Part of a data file
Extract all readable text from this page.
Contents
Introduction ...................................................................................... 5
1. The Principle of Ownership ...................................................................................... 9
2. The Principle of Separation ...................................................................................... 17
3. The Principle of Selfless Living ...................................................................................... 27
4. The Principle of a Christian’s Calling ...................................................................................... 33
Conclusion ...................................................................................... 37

Challenge
Can you give every line above again, exactly as written?

Task result
Extract all readable text from this page.
Contents
Introduction ...................................................................................... 5
1. The Principle of Ownership ...................................................................................... 9
2. The Principle of Separation ...................................................................................... 17
3. The Principle of Selfless Living ...................................................................................... 27
4. The Principle of a Christian’s Calling ...................................................................................... 33
Conclusion ...................................................................................... 37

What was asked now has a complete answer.